■ To do: Where does the string "Krack" appear? Copy every line of the entries below that holds it.

■ Provided information:
|---|
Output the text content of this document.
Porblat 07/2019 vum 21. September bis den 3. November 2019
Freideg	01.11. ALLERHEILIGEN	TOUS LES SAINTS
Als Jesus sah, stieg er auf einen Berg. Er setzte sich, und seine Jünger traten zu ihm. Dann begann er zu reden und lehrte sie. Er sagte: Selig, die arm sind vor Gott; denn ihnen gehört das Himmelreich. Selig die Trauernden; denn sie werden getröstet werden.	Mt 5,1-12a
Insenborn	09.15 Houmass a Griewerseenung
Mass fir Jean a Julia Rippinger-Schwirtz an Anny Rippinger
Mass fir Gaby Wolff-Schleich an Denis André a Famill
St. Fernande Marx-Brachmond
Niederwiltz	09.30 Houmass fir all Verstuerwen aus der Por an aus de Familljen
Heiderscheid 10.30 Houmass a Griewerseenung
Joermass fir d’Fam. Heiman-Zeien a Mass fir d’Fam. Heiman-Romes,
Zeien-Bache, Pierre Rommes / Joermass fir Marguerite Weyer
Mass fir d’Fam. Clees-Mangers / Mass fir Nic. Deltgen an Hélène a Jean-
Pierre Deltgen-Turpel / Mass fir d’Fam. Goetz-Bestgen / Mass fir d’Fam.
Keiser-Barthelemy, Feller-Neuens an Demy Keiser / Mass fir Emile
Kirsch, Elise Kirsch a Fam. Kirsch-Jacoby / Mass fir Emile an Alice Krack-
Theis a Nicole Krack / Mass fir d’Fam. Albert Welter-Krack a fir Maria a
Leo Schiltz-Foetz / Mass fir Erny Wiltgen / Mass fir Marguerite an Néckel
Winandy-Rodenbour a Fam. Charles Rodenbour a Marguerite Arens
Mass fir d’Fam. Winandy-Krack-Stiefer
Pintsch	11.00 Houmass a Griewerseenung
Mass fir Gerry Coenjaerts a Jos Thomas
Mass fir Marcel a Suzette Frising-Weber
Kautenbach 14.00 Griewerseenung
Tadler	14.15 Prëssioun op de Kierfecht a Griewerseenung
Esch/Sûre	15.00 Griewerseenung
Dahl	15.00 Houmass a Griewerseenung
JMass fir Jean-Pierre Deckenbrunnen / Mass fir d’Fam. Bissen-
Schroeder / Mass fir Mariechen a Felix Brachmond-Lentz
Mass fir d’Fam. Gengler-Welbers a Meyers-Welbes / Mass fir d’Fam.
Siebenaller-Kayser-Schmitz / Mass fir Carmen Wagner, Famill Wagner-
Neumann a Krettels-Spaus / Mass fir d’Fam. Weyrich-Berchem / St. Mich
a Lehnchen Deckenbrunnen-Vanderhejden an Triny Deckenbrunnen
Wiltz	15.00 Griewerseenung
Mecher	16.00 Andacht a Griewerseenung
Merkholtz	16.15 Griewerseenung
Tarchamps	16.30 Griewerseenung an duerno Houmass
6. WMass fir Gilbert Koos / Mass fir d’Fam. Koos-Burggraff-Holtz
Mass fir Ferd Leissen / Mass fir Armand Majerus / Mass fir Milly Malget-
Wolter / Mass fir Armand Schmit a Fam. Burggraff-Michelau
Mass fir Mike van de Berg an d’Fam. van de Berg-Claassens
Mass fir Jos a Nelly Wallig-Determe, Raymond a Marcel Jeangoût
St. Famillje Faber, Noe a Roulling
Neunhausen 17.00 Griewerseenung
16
|---|
■ Output below:
Kirsch, Elise Kirsch a Fam. Kirsch-Jacoby / Mass fir Emile an Alice Krack-
Theis a Nicole Krack / Mass fir d’Fam. Albert Welter-Krack a fir Maria a
Mass fir d’Fam. Winandy-Krack-Stiefer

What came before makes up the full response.